* **EXERCISE INSTRUCTIONS**
Quote the records in full and leave their pictures out.

* **INPUT ROWS**

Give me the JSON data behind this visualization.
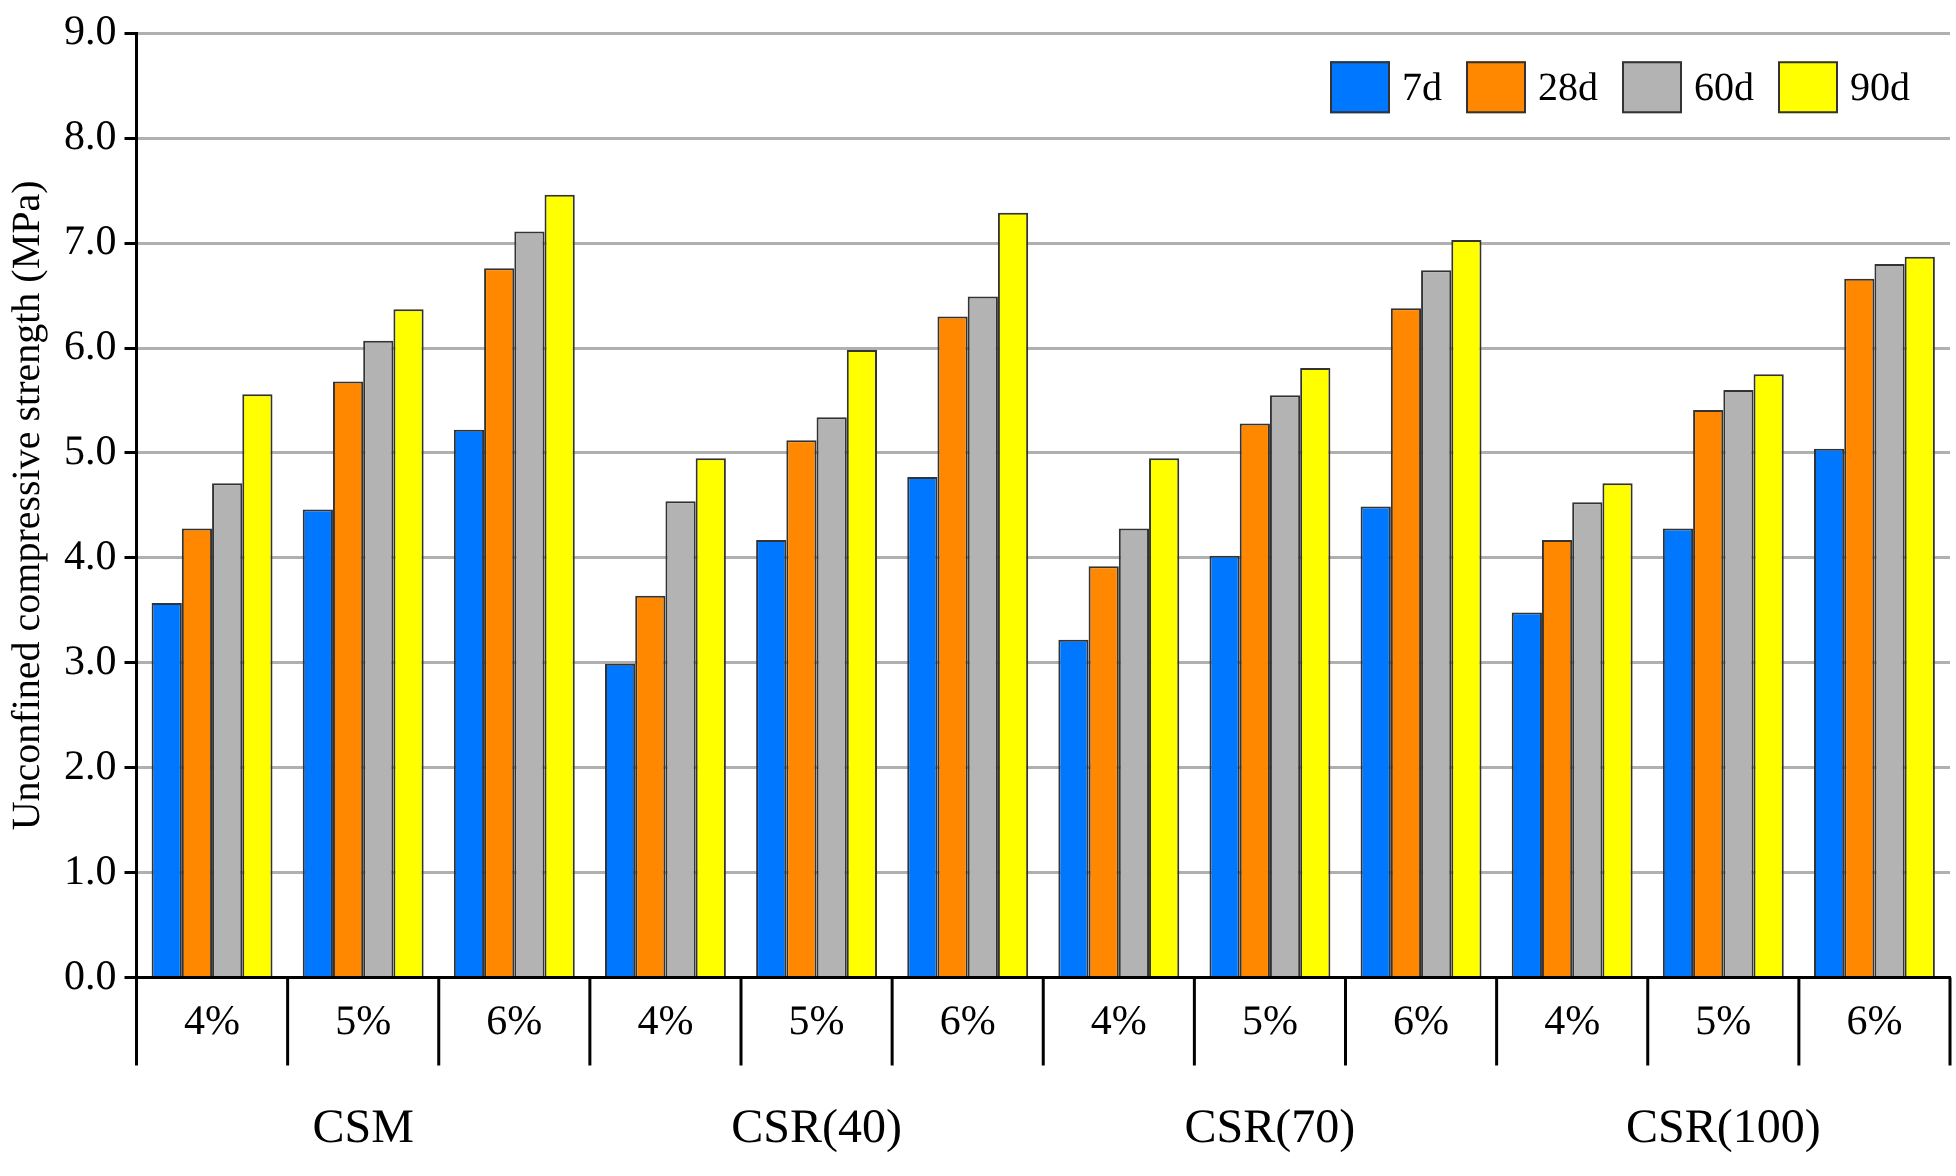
{
  "chart_data": {
    "type": "bar",
    "ylabel": "Unconfined compressive strength (MPa)",
    "categories": [
      "4%",
      "5%",
      "6%",
      "4%",
      "5%",
      "6%",
      "4%",
      "5%",
      "6%",
      "4%",
      "5%",
      "6%"
    ],
    "series": [
      {
        "name": "7d",
        "color": "#0077ff",
        "values": [
          3.57,
          4.46,
          5.22,
          2.99,
          4.17,
          4.77,
          3.22,
          4.02,
          4.49,
          3.48,
          4.28,
          5.04
        ]
      },
      {
        "name": "28d",
        "color": "#ff8800",
        "values": [
          4.28,
          5.68,
          6.76,
          3.64,
          5.12,
          6.3,
          3.92,
          5.28,
          6.38,
          4.17,
          5.41,
          6.66
        ]
      },
      {
        "name": "60d",
        "color": "#b3b3b3",
        "values": [
          4.71,
          6.07,
          7.11,
          4.54,
          5.34,
          6.49,
          4.28,
          5.55,
          6.74,
          4.53,
          5.6,
          6.8
        ]
      },
      {
        "name": "90d",
        "color": "#ffff00",
        "values": [
          5.56,
          6.37,
          7.46,
          4.95,
          5.98,
          7.29,
          4.95,
          5.81,
          7.03,
          4.71,
          5.75,
          6.87
        ]
      }
    ],
    "annotations": [
      "CSM",
      "CSR(40)",
      "CSR(70)",
      "CSR(100)"
    ],
    "ylim": [
      0,
      9
    ],
    "yticks": [
      {
        "value": 0,
        "label": "0.0"
      },
      {
        "value": 1,
        "label": "1.0"
      },
      {
        "value": 2,
        "label": "2.0"
      },
      {
        "value": 3,
        "label": "3.0"
      },
      {
        "value": 4,
        "label": "4.0"
      },
      {
        "value": 5,
        "label": "5.0"
      },
      {
        "value": 6,
        "label": "6.0"
      },
      {
        "value": 7,
        "label": "7.0"
      },
      {
        "value": 8,
        "label": "8.0"
      },
      {
        "value": 9,
        "label": "9.0"
      }
    ],
    "grid": "y",
    "legend": "top right"
  }
}
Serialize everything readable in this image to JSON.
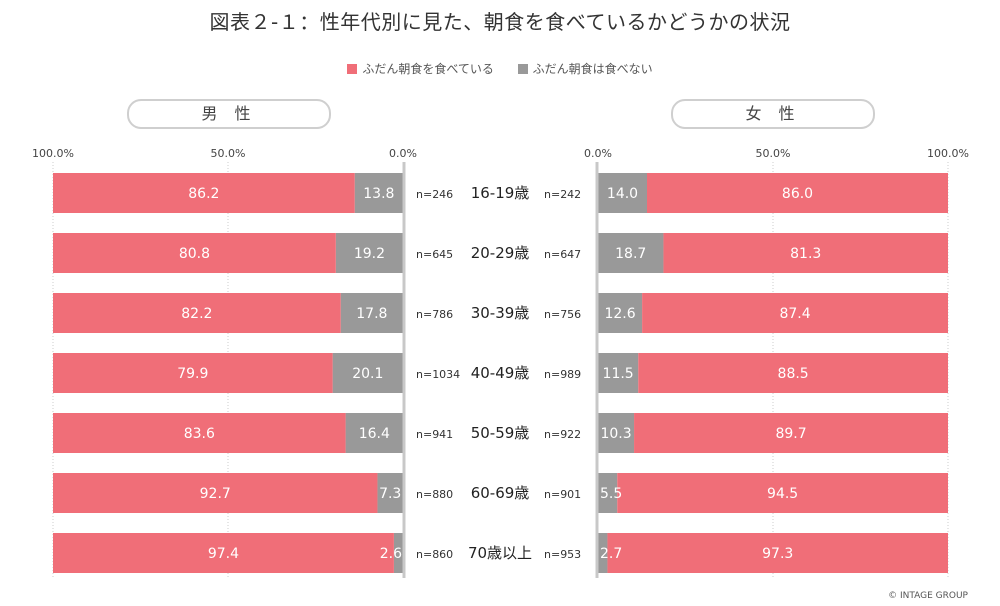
{
  "title": "図表２-１：性年代別に見た、朝食を食べているかどうかの状況",
  "legend": [
    {
      "label": "ふだん朝食を食べている",
      "color": "#f06e78"
    },
    {
      "label": "ふだん朝食は食べない",
      "color": "#999999"
    }
  ],
  "panels": {
    "male_label": "男 性",
    "female_label": "女 性"
  },
  "copyright": "© INTAGE GROUP",
  "chart_data": {
    "type": "bar",
    "orientation": "horizontal-stacked-butterfly",
    "title": "図表２-１：性年代別に見た、朝食を食べているかどうかの状況",
    "categories": [
      "16-19歳",
      "20-29歳",
      "30-39歳",
      "40-49歳",
      "50-59歳",
      "60-69歳",
      "70歳以上"
    ],
    "xlim": [
      0,
      100
    ],
    "ticks": {
      "male": [
        "100.0%",
        "50.0%",
        "0.0%"
      ],
      "female": [
        "0.0%",
        "50.0%",
        "100.0%"
      ]
    },
    "legend_position": "top-center",
    "colors": {
      "eat": "#f06e78",
      "not_eat": "#999999"
    },
    "male": {
      "label": "男 性",
      "n": [
        "n=246",
        "n=645",
        "n=786",
        "n=1034",
        "n=941",
        "n=880",
        "n=860"
      ],
      "series": [
        {
          "name": "ふだん朝食を食べている",
          "values": [
            86.2,
            80.8,
            82.2,
            79.9,
            83.6,
            92.7,
            97.4
          ]
        },
        {
          "name": "ふだん朝食は食べない",
          "values": [
            13.8,
            19.2,
            17.8,
            20.1,
            16.4,
            7.3,
            2.6
          ]
        }
      ]
    },
    "female": {
      "label": "女 性",
      "n": [
        "n=242",
        "n=647",
        "n=756",
        "n=989",
        "n=922",
        "n=901",
        "n=953"
      ],
      "series": [
        {
          "name": "ふだん朝食を食べている",
          "values": [
            86.0,
            81.3,
            87.4,
            88.5,
            89.7,
            94.5,
            97.3
          ]
        },
        {
          "name": "ふだん朝食は食べない",
          "values": [
            14.0,
            18.7,
            12.6,
            11.5,
            10.3,
            5.5,
            2.7
          ]
        }
      ]
    }
  }
}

* **OUTPUT BELOW**
Give me the JSON data behind this visualization.
{
  "chart_data": {
    "type": "bar",
    "ylabel": "Unconfined compressive strength (MPa)",
    "categories": [
      "4%",
      "5%",
      "6%",
      "4%",
      "5%",
      "6%",
      "4%",
      "5%",
      "6%",
      "4%",
      "5%",
      "6%"
    ],
    "series": [
      {
        "name": "7d",
        "color": "#0077ff",
        "values": [
          3.57,
          4.46,
          5.22,
          2.99,
          4.17,
          4.77,
          3.22,
          4.02,
          4.49,
          3.48,
          4.28,
          5.04
        ]
      },
      {
        "name": "28d",
        "color": "#ff8800",
        "values": [
          4.28,
          5.68,
          6.76,
          3.64,
          5.12,
          6.3,
          3.92,
          5.28,
          6.38,
          4.17,
          5.41,
          6.66
        ]
      },
      {
        "name": "60d",
        "color": "#b3b3b3",
        "values": [
          4.71,
          6.07,
          7.11,
          4.54,
          5.34,
          6.49,
          4.28,
          5.55,
          6.74,
          4.53,
          5.6,
          6.8
        ]
      },
      {
        "name": "90d",
        "color": "#ffff00",
        "values": [
          5.56,
          6.37,
          7.46,
          4.95,
          5.98,
          7.29,
          4.95,
          5.81,
          7.03,
          4.71,
          5.75,
          6.87
        ]
      }
    ],
    "annotations": [
      "CSM",
      "CSR(40)",
      "CSR(70)",
      "CSR(100)"
    ],
    "ylim": [
      0,
      9
    ],
    "yticks": [
      {
        "value": 0,
        "label": "0.0"
      },
      {
        "value": 1,
        "label": "1.0"
      },
      {
        "value": 2,
        "label": "2.0"
      },
      {
        "value": 3,
        "label": "3.0"
      },
      {
        "value": 4,
        "label": "4.0"
      },
      {
        "value": 5,
        "label": "5.0"
      },
      {
        "value": 6,
        "label": "6.0"
      },
      {
        "value": 7,
        "label": "7.0"
      },
      {
        "value": 8,
        "label": "8.0"
      },
      {
        "value": 9,
        "label": "9.0"
      }
    ],
    "grid": "y",
    "legend": "top right"
  }
}
Serialize everything readable in this image to JSON.
{
  "title": "図表２-１：性年代別に見た、朝食を食べているかどうかの状況",
  "legend": [
    {
      "label": "ふだん朝食を食べている",
      "color": "#f06e78"
    },
    {
      "label": "ふだん朝食は食べない",
      "color": "#999999"
    }
  ],
  "panels": {
    "male_label": "男 性",
    "female_label": "女 性"
  },
  "copyright": "© INTAGE GROUP",
  "chart_data": {
    "type": "bar",
    "orientation": "horizontal-stacked-butterfly",
    "title": "図表２-１：性年代別に見た、朝食を食べているかどうかの状況",
    "categories": [
      "16-19歳",
      "20-29歳",
      "30-39歳",
      "40-49歳",
      "50-59歳",
      "60-69歳",
      "70歳以上"
    ],
    "xlim": [
      0,
      100
    ],
    "ticks": {
      "male": [
        "100.0%",
        "50.0%",
        "0.0%"
      ],
      "female": [
        "0.0%",
        "50.0%",
        "100.0%"
      ]
    },
    "legend_position": "top-center",
    "colors": {
      "eat": "#f06e78",
      "not_eat": "#999999"
    },
    "male": {
      "label": "男 性",
      "n": [
        "n=246",
        "n=645",
        "n=786",
        "n=1034",
        "n=941",
        "n=880",
        "n=860"
      ],
      "series": [
        {
          "name": "ふだん朝食を食べている",
          "values": [
            86.2,
            80.8,
            82.2,
            79.9,
            83.6,
            92.7,
            97.4
          ]
        },
        {
          "name": "ふだん朝食は食べない",
          "values": [
            13.8,
            19.2,
            17.8,
            20.1,
            16.4,
            7.3,
            2.6
          ]
        }
      ]
    },
    "female": {
      "label": "女 性",
      "n": [
        "n=242",
        "n=647",
        "n=756",
        "n=989",
        "n=922",
        "n=901",
        "n=953"
      ],
      "series": [
        {
          "name": "ふだん朝食を食べている",
          "values": [
            86.0,
            81.3,
            87.4,
            88.5,
            89.7,
            94.5,
            97.3
          ]
        },
        {
          "name": "ふだん朝食は食べない",
          "values": [
            14.0,
            18.7,
            12.6,
            11.5,
            10.3,
            5.5,
            2.7
          ]
        }
      ]
    }
  }
}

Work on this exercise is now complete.